WHAT TO WORK ON:
Reading down the listing below, count the lines where the word "this" shows up, then give only that count.

Records from a data source:
◇ ◇ ◇
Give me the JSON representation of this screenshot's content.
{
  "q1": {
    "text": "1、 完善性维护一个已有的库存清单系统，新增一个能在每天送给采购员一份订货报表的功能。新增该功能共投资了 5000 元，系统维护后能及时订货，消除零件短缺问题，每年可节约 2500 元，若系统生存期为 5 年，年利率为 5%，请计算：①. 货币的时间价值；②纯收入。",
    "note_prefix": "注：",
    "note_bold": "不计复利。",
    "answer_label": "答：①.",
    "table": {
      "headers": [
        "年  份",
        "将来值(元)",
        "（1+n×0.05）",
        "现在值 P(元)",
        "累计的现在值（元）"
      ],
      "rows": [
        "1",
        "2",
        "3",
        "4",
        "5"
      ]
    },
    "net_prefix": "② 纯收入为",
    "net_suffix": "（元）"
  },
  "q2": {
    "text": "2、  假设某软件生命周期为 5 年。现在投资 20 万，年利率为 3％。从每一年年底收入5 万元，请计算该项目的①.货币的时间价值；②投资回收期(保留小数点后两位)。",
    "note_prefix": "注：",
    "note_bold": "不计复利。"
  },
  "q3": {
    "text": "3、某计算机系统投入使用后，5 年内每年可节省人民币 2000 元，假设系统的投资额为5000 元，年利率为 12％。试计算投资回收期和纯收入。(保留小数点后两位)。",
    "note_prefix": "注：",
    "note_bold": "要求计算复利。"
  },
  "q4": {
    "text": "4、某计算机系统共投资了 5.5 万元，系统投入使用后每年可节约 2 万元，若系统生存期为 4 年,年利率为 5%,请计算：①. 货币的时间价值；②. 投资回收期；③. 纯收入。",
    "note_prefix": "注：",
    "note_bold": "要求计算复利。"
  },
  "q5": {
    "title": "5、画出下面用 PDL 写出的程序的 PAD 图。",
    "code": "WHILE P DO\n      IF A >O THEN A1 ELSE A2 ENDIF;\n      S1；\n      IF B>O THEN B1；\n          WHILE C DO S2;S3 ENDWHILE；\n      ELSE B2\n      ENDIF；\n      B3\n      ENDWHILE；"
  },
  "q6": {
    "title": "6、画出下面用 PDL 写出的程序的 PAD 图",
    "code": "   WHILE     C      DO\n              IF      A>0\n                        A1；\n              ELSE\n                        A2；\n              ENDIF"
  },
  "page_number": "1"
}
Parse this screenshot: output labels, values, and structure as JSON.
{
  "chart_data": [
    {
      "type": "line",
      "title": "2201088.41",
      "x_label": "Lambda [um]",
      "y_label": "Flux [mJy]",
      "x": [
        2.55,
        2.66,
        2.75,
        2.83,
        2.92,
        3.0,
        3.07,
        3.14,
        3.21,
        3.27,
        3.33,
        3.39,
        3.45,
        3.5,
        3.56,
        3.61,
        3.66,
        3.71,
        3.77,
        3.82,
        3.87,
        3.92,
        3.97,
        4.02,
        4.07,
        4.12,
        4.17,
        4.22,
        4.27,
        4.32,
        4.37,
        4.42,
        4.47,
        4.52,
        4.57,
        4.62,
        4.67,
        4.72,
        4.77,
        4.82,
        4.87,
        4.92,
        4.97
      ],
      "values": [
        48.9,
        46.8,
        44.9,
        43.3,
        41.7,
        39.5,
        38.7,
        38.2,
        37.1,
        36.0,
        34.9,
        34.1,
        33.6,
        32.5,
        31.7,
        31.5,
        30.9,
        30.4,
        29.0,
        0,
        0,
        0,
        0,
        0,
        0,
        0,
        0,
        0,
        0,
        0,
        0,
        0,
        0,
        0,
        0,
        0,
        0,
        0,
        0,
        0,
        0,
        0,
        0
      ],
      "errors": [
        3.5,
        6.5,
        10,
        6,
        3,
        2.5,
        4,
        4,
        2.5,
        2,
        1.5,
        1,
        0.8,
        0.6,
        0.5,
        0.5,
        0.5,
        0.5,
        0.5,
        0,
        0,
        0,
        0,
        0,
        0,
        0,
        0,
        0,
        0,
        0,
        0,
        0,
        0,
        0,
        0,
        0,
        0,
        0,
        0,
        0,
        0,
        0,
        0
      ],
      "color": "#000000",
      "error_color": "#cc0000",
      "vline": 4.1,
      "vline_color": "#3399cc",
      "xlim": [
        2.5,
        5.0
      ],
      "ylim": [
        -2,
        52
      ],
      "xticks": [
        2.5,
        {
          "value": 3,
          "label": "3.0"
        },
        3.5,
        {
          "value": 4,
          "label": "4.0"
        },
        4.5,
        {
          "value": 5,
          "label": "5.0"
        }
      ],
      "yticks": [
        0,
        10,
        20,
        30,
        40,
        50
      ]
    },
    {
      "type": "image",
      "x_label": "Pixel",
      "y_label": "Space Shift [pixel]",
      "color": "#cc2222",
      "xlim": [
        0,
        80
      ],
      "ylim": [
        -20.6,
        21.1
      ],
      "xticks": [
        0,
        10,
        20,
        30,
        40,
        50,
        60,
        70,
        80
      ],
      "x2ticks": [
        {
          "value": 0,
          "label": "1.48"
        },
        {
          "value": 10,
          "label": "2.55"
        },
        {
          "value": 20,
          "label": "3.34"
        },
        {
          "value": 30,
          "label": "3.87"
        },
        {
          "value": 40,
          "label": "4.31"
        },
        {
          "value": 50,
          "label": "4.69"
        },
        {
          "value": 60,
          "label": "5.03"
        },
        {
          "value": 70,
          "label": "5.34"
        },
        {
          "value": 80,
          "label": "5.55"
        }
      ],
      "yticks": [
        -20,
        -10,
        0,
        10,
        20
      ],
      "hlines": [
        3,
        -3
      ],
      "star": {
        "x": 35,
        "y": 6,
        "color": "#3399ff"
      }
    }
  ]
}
◇ ◇ ◇
RESPONSE TO THE TASK:
2